**Görev A**. Aşağıdaki satırlardan "q5-option-d: D．置于常温下的空气中 <box>341" içeren satırla başlayıp "slide-figure <box>282 672 384 780</box>" içeren satıra kadar gidenleri, iki uç da dahil olmak üzere, "No" ve "Satır" sütunlarından oluşan bir Markdown tablosuna yerleştirin. Boş satırları tabloya almayın.

Bir düşünürün tecrübe dolu gözlemiyle başlayalım isterseniz; ‘eğer yalan söylemezseniz, hiçbir zaman ne söylediğinizi hatırlamak zorunda kalmazsınız’ (Mark Twain-Amerikalı Yazar). Evet öyle… Doğru birden fazla olabilir ama hakikat tektir çünkü... Politikada doğru, yere ve zamana göre değişir mesela… Bir başka deyişle oy getirecek her söz, her eylem politikada doğrudur ama bir çoğu hakikat değildir. Her yasal olanın ‘helal’ olmadığı gibi… Bu ‘doğru’ların hakikatle kesişmek gibi bir derdi de yoktur. Hakikat tek olduğuna göre namzetseniz eğer, neden hatırlamak için çaba sarfedesiniz ki… Ayrıca da böyle davrandığınızda bir şeyi ispatlama ya da yalanlama gereği de hissetmezsiniz. El-Emin’sinizdir çünkü; kendinize ve etrafınıza karşı...
Konuyu biliyorsunuz… Ben şahsen seccadeye bilerek basıldığı kanaatinde değilim. Üstelik o fotoyu çekip servis edenlerin bir kasıt içerisinde olduğunu da düşünmüyorum. Belki bazılarının ‘seccade’ kavramından dahi haberi olmayabilir. Yıllar önce yaşadığı topluma yabancılaşmış birisinin namaz için ‘dinsel tapınma’ dediğini bir arkadaşımdan işitmiş ve hayretimi gizleyememiştim.
Dedik ya; politikada doğrular zamana ve yere göre değişir diye… Şimdi neden durduk yerde; yirmi dört saat gece-gündüz tek amacı ‘yıkım ekibi’nin başı olarak içeride-dışarıda, yasa içi-yasa dışı, meşru-gayri meşru, solcu-sağcı-komünist-liberal... her eğilimi kendisini desteğe ikna etmeye çalışırken, biraz sonra özür dileyeceği bir eylemde bulunsun ki… Üstelik ilmik ilmik işlemiş, yüzmüş yüzmüş kuyruğuna gelmişken… Evdeki hesap çarşıya uymaz; o başka konu tabii…
Yaşayan bilim insanlarımızdan Sevil Atasoy’un literatüre kazandırdığı ve kitaplaştırdığı ‘kusursuz cinayet yoktur’ tesbiti de en az bir önceki kadar tecrübe dolu bir gözlemin şiir gibi ziplenmiş ifadesi… Nitekim ne kadar tecrübeli ince hesap yapsanız da insanları namütenahi yanıltamazsınız. Zira yaygın kabulün aksine insan beş duyu ile sınırlı değildir. Bir miktar gözlem yaptığınızda bir şeylerin ters gittiğini, puzzle’in parçalarının yerine oturmadığını, bir yerlerde bir bit yeniğinin olduğunu farkedersiniz. Profesyonelseniz biraz geciktirirsiniz sadece o kadar... Sözgelimi Amerika fevkalade profesyoneldir ama, bir o kadar da nefretin hedefindedir. Çünkü emperyal planlarını bilmeyen yoktur.

**Göreve Ait Satırlar**.
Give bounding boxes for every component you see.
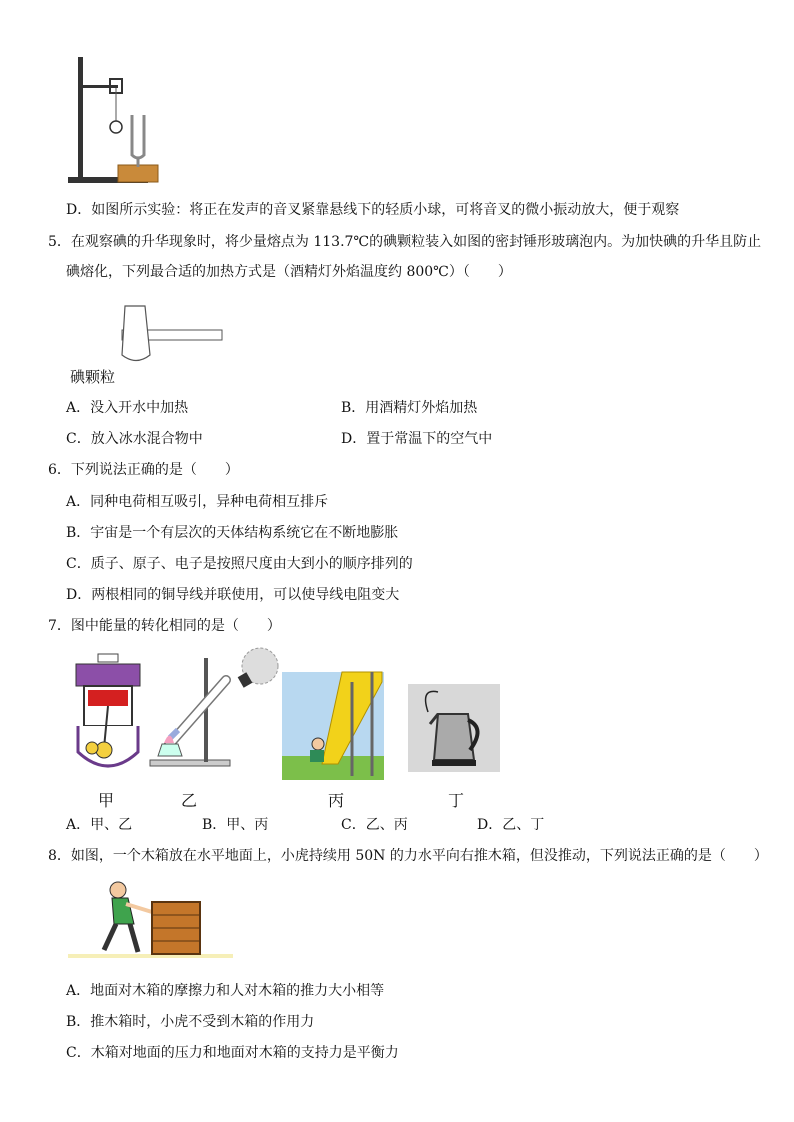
q5-option-d: D．置于常温下的空气中 <box>341 431 493 447</box>
q8-stem: 8．如图，一个木箱放在水平地面上，小虎持续用 50N 的力水平向右推木箱，但没推动，下列说法正确的是（ ） <box>48 848 768 864</box>
q8-option-c: C．木箱对地面的压力和地面对木箱的支持力是平衡力 <box>66 1045 399 1061</box>
kettle-figure <box>408 684 500 772</box>
q5-option-a: A．没入开水中加热 <box>66 400 189 416</box>
q4-option-d: D．如图所示实验：将正在发声的音叉紧靠悬线下的轻质小球，可将音叉的微小振动放大，便于观察 <box>66 202 680 218</box>
q8-option-b: B．推木箱时，小虎不受到木箱的作用力 <box>66 1014 315 1030</box>
q6-option-a: A．同种电荷相互吸引，异种电荷相互排斥 <box>66 494 329 510</box>
engine-figure <box>68 652 148 777</box>
figure-label-bing: 丙 <box>328 791 345 810</box>
q7-option-c: C．乙、丙 <box>341 817 408 833</box>
slide-figure <box>282 672 384 780</box>
q8-option-a: A．地面对木箱的摩擦力和人对木箱的推力大小相等 <box>66 983 385 999</box>
figure-label-ding: 丁 <box>448 791 465 810</box>
q7-option-b: B．甲、丙 <box>202 817 269 833</box>
q5-stem-line2: 碘熔化，下列最合适的加热方式是（酒精灯外焰温度约 800℃）（ ） <box>66 264 512 280</box>
q6-stem: 6．下列说法正确的是（ ） <box>48 462 239 478</box>
q6-option-c: C．质子、原子、电子是按照尺度由大到小的顺序排列的 <box>66 556 413 572</box>
push-box-figure <box>68 880 238 965</box>
figure-label-jia: 甲 <box>98 791 115 810</box>
figure-label-yi: 乙 <box>181 791 198 810</box>
q5-option-c: C．放入冰水混合物中 <box>66 431 203 447</box>
q6-option-d: D．两根相同的铜导线并联使用，可以使导线电阻变大 <box>66 587 400 603</box>
q5-option-b: B．用酒精灯外焰加热 <box>341 400 478 416</box>
q5-stem-line1: 5．在观察碘的升华现象时，将少量熔点为 113.7℃的碘颗粒装入如图的密封锤形玻璃泡内。为加快碘的升华且防止 <box>48 234 762 250</box>
iodine-figure-label: 碘颗粒 <box>70 368 116 386</box>
test-tube-figure <box>148 648 288 773</box>
iodine-bulb-figure <box>70 300 230 370</box>
q7-option-a: A．甲、乙 <box>66 817 133 833</box>
q7-option-d: D．乙、丁 <box>477 817 545 833</box>
q7-stem: 7．图中能量的转化相同的是（ ） <box>48 618 281 634</box>
tuning-fork-figure <box>66 55 166 190</box>
q6-option-b: B．宇宙是一个有层次的天体结构系统它在不断地膨胀 <box>66 525 399 541</box>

**Görev B**. Yukarıdaki kaynak metinde "Konuyu biliyorsunuz… Ben" ile başlayıp "ve hayretimi gizleyememiştim." ifadesine kadar süren bölümü harfi harfine yineleyin.

**Tam Çözüm A**.
| No | Satır |
|---|---|
| 1 | q5-option-d: D．置于常温下的空气中 <box>341 431 493 447</box> |
| 2 | q8-stem: 8．如图，一个木箱放在水平地面上，小虎持续用 50N 的力水平向右推木箱，但没推动，下列说法正确的是（ ） <box>48 848 768 864</box> |
| 3 | q8-option-c: C．木箱对地面的压力和地面对木箱的支持力是平衡力 <box>66 1045 399 1061</box> |
| 4 | kettle-figure <box>408 684 500 772</box> |
| 5 | q5-option-a: A．没入开水中加热 <box>66 400 189 416</box> |
| 6 | q4-option-d: D．如图所示实验：将正在发声的音叉紧靠悬线下的轻质小球，可将音叉的微小振动放大，便于观察 <box>66 202 680 218</box> |
| 7 | q8-option-b: B．推木箱时，小虎不受到木箱的作用力 <box>66 1014 315 1030</box> |
| 8 | q6-option-a: A．同种电荷相互吸引，异种电荷相互排斥 <box>66 494 329 510</box> |
| 9 | engine-figure <box>68 652 148 777</box> |
| 10 | figure-label-bing: 丙 <box>328 791 345 810</box> |
| 11 | q7-option-c: C．乙、丙 <box>341 817 408 833</box> |
| 12 | slide-figure <box>282 672 384 780</box> |

**Tam Çözüm B**.
Konuyu biliyorsunuz… Ben şahsen seccadeye bilerek basıldığı kanaatinde değilim. Üstelik o fotoyu çekip servis edenlerin bir kasıt içerisinde olduğunu da düşünmüyorum. Belki bazılarının ‘seccade’ kavramından dahi haberi olmayabilir. Yıllar önce yaşadığı topluma yabancılaşmış birisinin namaz için ‘dinsel tapınma’ dediğini bir arkadaşımdan işitmiş ve hayretimi gizleyememiştim.